EXERCISE DETAILS>
Where a line in the listing below contains the word "color", copy that line.

SUPPLIED RECORDS>
<<<<

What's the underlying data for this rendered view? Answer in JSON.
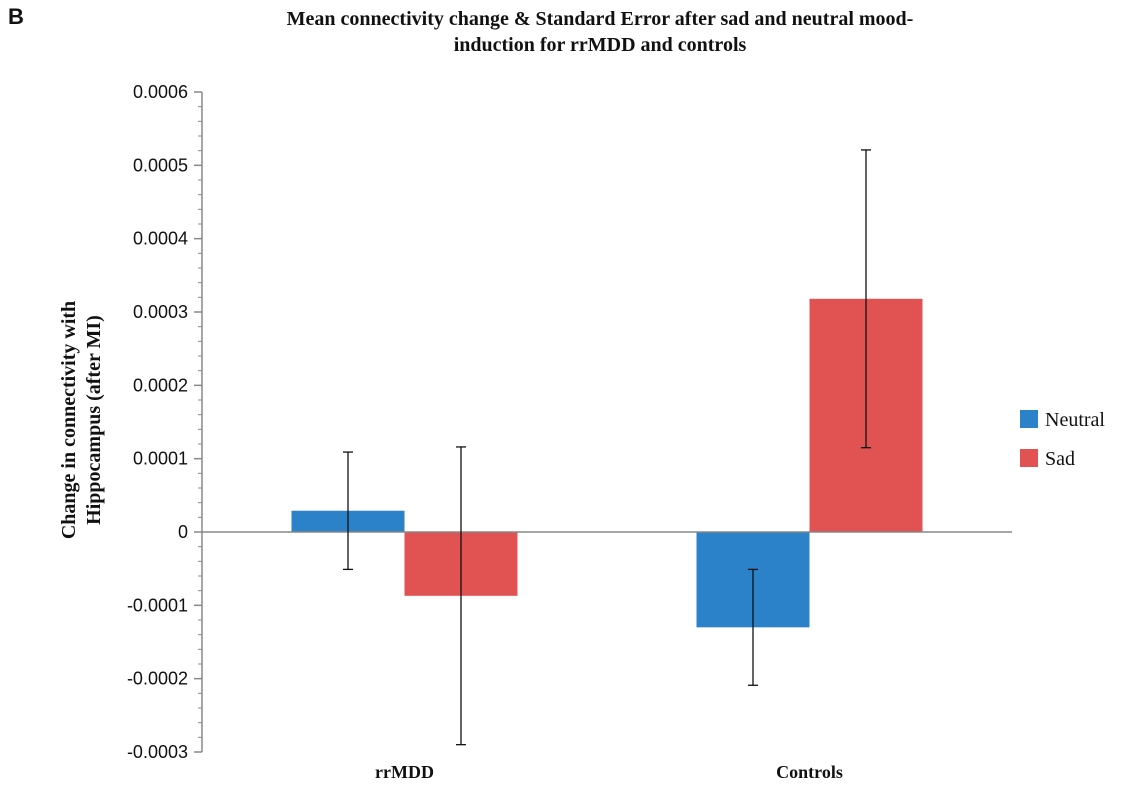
{
  "panel_label": "B",
  "chart_data": {
    "type": "bar",
    "title_lines": [
      "Mean connectivity change & Standard Error after sad and neutral mood-",
      "induction for rrMDD and controls"
    ],
    "ylabel_lines": [
      "Change in connectivity with",
      "Hippocampus (after MI)"
    ],
    "xlabel": "",
    "categories": [
      "rrMDD",
      "Controls"
    ],
    "series": [
      {
        "name": "Neutral",
        "color": "#2b82c9",
        "values": [
          2.9e-05,
          -0.00013
        ],
        "errors": [
          8e-05,
          7.9e-05
        ]
      },
      {
        "name": "Sad",
        "color": "#e15252",
        "values": [
          -8.7e-05,
          0.000318
        ],
        "errors": [
          0.000203,
          0.000203
        ]
      }
    ],
    "ylim": [
      -0.0003,
      0.0006
    ],
    "yticks": [
      -0.0003,
      -0.0002,
      -0.0001,
      0,
      0.0001,
      0.0002,
      0.0003,
      0.0004,
      0.0005,
      0.0006
    ],
    "ytick_labels": [
      "-0.0003",
      "-0.0002",
      "-0.0001",
      "0",
      "0.0001",
      "0.0002",
      "0.0003",
      "0.0004",
      "0.0005",
      "0.0006"
    ],
    "grid": false,
    "legend_position": "right"
  }
}
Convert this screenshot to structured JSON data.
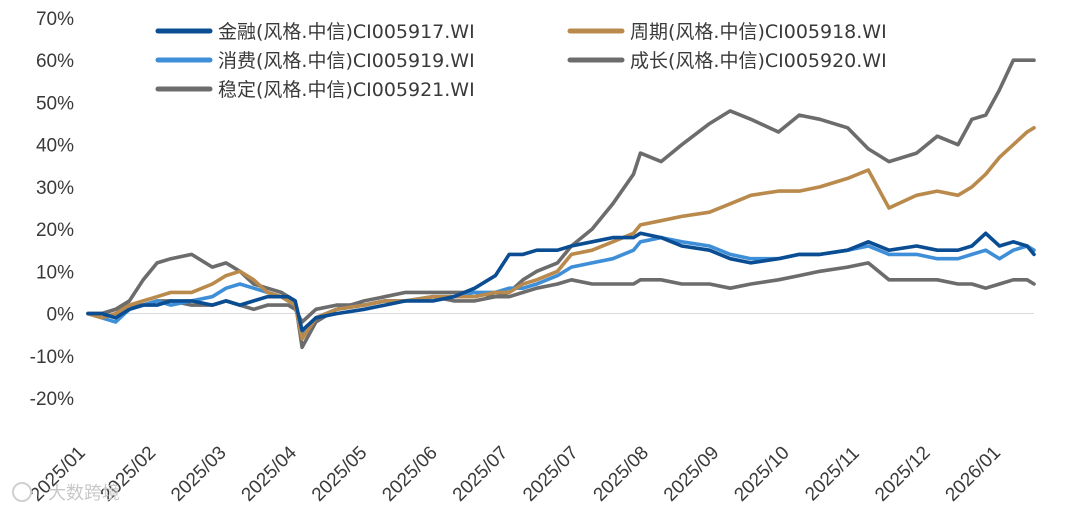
{
  "chart_data": {
    "type": "line",
    "title": "",
    "xlabel": "",
    "ylabel": "",
    "ylim": [
      -20,
      70
    ],
    "ytick_values": [
      -20,
      -10,
      0,
      10,
      20,
      30,
      40,
      50,
      60,
      70
    ],
    "ytick_labels": [
      "-20%",
      "-10%",
      "0%",
      "10%",
      "20%",
      "30%",
      "40%",
      "50%",
      "60%",
      "70%"
    ],
    "x_tick_labels": [
      "2025/01",
      "2025/02",
      "2025/03",
      "2025/04",
      "2025/05",
      "2025/06",
      "2025/07",
      "2025/07",
      "2025/08",
      "2025/09",
      "2025/10",
      "2025/11",
      "2025/12",
      "2026/01"
    ],
    "x_range": [
      0,
      13.7
    ],
    "legend_position": "top",
    "grid": false,
    "series": [
      {
        "name": "金融(风格.中信)CI005917.WI",
        "color": "#0a4d92",
        "x": [
          0,
          0.2,
          0.4,
          0.6,
          0.8,
          1,
          1.2,
          1.5,
          1.8,
          2,
          2.2,
          2.4,
          2.6,
          2.8,
          2.9,
          3,
          3.1,
          3.3,
          3.6,
          4,
          4.3,
          4.6,
          5,
          5.3,
          5.6,
          5.9,
          6.1,
          6.3,
          6.5,
          6.8,
          7,
          7.3,
          7.6,
          7.9,
          8,
          8.3,
          8.6,
          9,
          9.3,
          9.6,
          10,
          10.3,
          10.6,
          11,
          11.3,
          11.6,
          12,
          12.3,
          12.6,
          12.8,
          13,
          13.2,
          13.4,
          13.6,
          13.7
        ],
        "values": [
          0,
          0,
          -1,
          1,
          2,
          2,
          3,
          3,
          2,
          3,
          2,
          3,
          4,
          4,
          4,
          3,
          -4,
          -1,
          0,
          1,
          2,
          3,
          3,
          4,
          6,
          9,
          14,
          14,
          15,
          15,
          16,
          17,
          18,
          18,
          19,
          18,
          16,
          15,
          13,
          12,
          13,
          14,
          14,
          15,
          17,
          15,
          16,
          15,
          15,
          16,
          19,
          16,
          17,
          16,
          14
        ]
      },
      {
        "name": "周期(风格.中信)CI005918.WI",
        "color": "#b98a4c",
        "x": [
          0,
          0.2,
          0.4,
          0.6,
          0.8,
          1,
          1.2,
          1.5,
          1.8,
          2,
          2.2,
          2.4,
          2.6,
          2.8,
          2.9,
          3,
          3.1,
          3.3,
          3.6,
          4,
          4.3,
          4.6,
          5,
          5.3,
          5.6,
          5.9,
          6.1,
          6.3,
          6.5,
          6.8,
          7,
          7.3,
          7.6,
          7.9,
          8,
          8.3,
          8.6,
          9,
          9.3,
          9.6,
          10,
          10.3,
          10.6,
          11,
          11.3,
          11.6,
          12,
          12.3,
          12.6,
          12.8,
          13,
          13.2,
          13.4,
          13.6,
          13.7
        ],
        "values": [
          0,
          -1,
          0,
          2,
          3,
          4,
          5,
          5,
          7,
          9,
          10,
          8,
          5,
          4,
          3,
          2,
          -6,
          -1,
          1,
          2,
          3,
          3,
          4,
          4,
          4,
          5,
          5,
          7,
          8,
          10,
          14,
          15,
          17,
          19,
          21,
          22,
          23,
          24,
          26,
          28,
          29,
          29,
          30,
          32,
          34,
          25,
          28,
          29,
          28,
          30,
          33,
          37,
          40,
          43,
          44
        ]
      },
      {
        "name": "消费(风格.中信)CI005919.WI",
        "color": "#3f8fd8",
        "x": [
          0,
          0.2,
          0.4,
          0.6,
          0.8,
          1,
          1.2,
          1.5,
          1.8,
          2,
          2.2,
          2.4,
          2.6,
          2.8,
          2.9,
          3,
          3.1,
          3.3,
          3.6,
          4,
          4.3,
          4.6,
          5,
          5.3,
          5.6,
          5.9,
          6.1,
          6.3,
          6.5,
          6.8,
          7,
          7.3,
          7.6,
          7.9,
          8,
          8.3,
          8.6,
          9,
          9.3,
          9.6,
          10,
          10.3,
          10.6,
          11,
          11.3,
          11.6,
          12,
          12.3,
          12.6,
          12.8,
          13,
          13.2,
          13.4,
          13.6,
          13.7
        ],
        "values": [
          0,
          -1,
          -2,
          1,
          2,
          3,
          2,
          3,
          4,
          6,
          7,
          6,
          5,
          4,
          3,
          2,
          -5,
          -1,
          1,
          2,
          3,
          3,
          4,
          4,
          5,
          5,
          6,
          6,
          7,
          9,
          11,
          12,
          13,
          15,
          17,
          18,
          17,
          16,
          14,
          13,
          13,
          14,
          14,
          15,
          16,
          14,
          14,
          13,
          13,
          14,
          15,
          13,
          15,
          16,
          15
        ]
      },
      {
        "name": "成长(风格.中信)CI005920.WI",
        "color": "#6c6c6c",
        "x": [
          0,
          0.2,
          0.4,
          0.6,
          0.8,
          1,
          1.2,
          1.5,
          1.8,
          2,
          2.2,
          2.4,
          2.6,
          2.8,
          2.9,
          3,
          3.1,
          3.3,
          3.6,
          4,
          4.3,
          4.6,
          5,
          5.3,
          5.6,
          5.9,
          6.1,
          6.3,
          6.5,
          6.8,
          7,
          7.3,
          7.6,
          7.9,
          8,
          8.3,
          8.6,
          9,
          9.3,
          9.6,
          10,
          10.3,
          10.6,
          11,
          11.3,
          11.6,
          12,
          12.3,
          12.6,
          12.8,
          13,
          13.2,
          13.4,
          13.6,
          13.7
        ],
        "values": [
          0,
          0,
          1,
          3,
          8,
          12,
          13,
          14,
          11,
          12,
          10,
          7,
          6,
          5,
          4,
          3,
          -8,
          -2,
          1,
          3,
          4,
          5,
          5,
          5,
          5,
          4,
          5,
          8,
          10,
          12,
          16,
          20,
          26,
          33,
          38,
          36,
          40,
          45,
          48,
          46,
          43,
          47,
          46,
          44,
          39,
          36,
          38,
          42,
          40,
          46,
          47,
          53,
          60,
          60,
          60
        ]
      },
      {
        "name": "稳定(风格.中信)CI005921.WI",
        "color": "#6c6c6c",
        "x": [
          0,
          0.2,
          0.4,
          0.6,
          0.8,
          1,
          1.2,
          1.5,
          1.8,
          2,
          2.2,
          2.4,
          2.6,
          2.8,
          2.9,
          3,
          3.1,
          3.3,
          3.6,
          4,
          4.3,
          4.6,
          5,
          5.3,
          5.6,
          5.9,
          6.1,
          6.3,
          6.5,
          6.8,
          7,
          7.3,
          7.6,
          7.9,
          8,
          8.3,
          8.6,
          9,
          9.3,
          9.6,
          10,
          10.3,
          10.6,
          11,
          11.3,
          11.6,
          12,
          12.3,
          12.6,
          12.8,
          13,
          13.2,
          13.4,
          13.6,
          13.7
        ],
        "values": [
          0,
          0,
          1,
          2,
          2,
          3,
          3,
          2,
          2,
          3,
          2,
          1,
          2,
          2,
          2,
          1,
          -2,
          1,
          2,
          2,
          3,
          3,
          4,
          3,
          3,
          4,
          4,
          5,
          6,
          7,
          8,
          7,
          7,
          7,
          8,
          8,
          7,
          7,
          6,
          7,
          8,
          9,
          10,
          11,
          12,
          8,
          8,
          8,
          7,
          7,
          6,
          7,
          8,
          8,
          7
        ]
      }
    ],
    "watermark": "大数跨境"
  }
}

>>>>

FULL OUTPUT>
        "color": "#2b82c9",
        "color": "#e15252",
        "color": "#0a4d92",
        "color": "#b98a4c",
        "color": "#3f8fd8",
        "color": "#6c6c6c",
        "color": "#6c6c6c",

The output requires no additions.